The task
No images are to be carried over; print all other material exactly as it stands.

* start Extracted data *

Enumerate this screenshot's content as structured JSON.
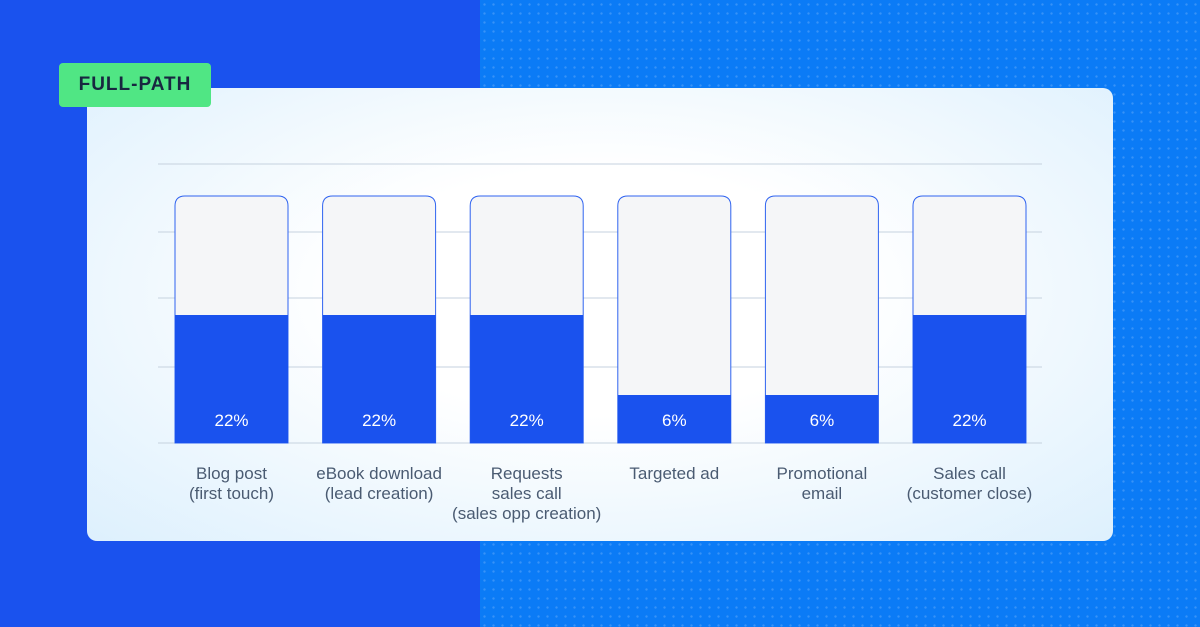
{
  "badge": "FULL-PATH",
  "colors": {
    "bar_fill": "#1a52ee",
    "bar_empty": "#f5f6f8",
    "badge": "#50e684"
  },
  "chart_data": {
    "type": "bar",
    "categories": [
      [
        "Blog post",
        "(first touch)"
      ],
      [
        "eBook download",
        "(lead creation)"
      ],
      [
        "Requests",
        "sales call",
        "(sales opp creation)"
      ],
      [
        "Targeted ad"
      ],
      [
        "Promotional",
        "email"
      ],
      [
        "Sales call",
        "(customer close)"
      ]
    ],
    "values": [
      22,
      22,
      22,
      6,
      6,
      22
    ],
    "data_labels": [
      "22%",
      "22%",
      "22%",
      "6%",
      "6%",
      "22%"
    ],
    "grid": true
  }
}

* end Extracted data *

Expected answer
Enumerate this screenshot's content as structured JSON.
{
  "badge": "FULL-PATH",
  "colors": {
    "bar_fill": "#1a52ee",
    "bar_empty": "#f5f6f8",
    "badge": "#50e684"
  },
  "chart_data": {
    "type": "bar",
    "categories": [
      [
        "Blog post",
        "(first touch)"
      ],
      [
        "eBook download",
        "(lead creation)"
      ],
      [
        "Requests",
        "sales call",
        "(sales opp creation)"
      ],
      [
        "Targeted ad"
      ],
      [
        "Promotional",
        "email"
      ],
      [
        "Sales call",
        "(customer close)"
      ]
    ],
    "values": [
      22,
      22,
      22,
      6,
      6,
      22
    ],
    "data_labels": [
      "22%",
      "22%",
      "22%",
      "6%",
      "6%",
      "22%"
    ],
    "grid": true
  }
}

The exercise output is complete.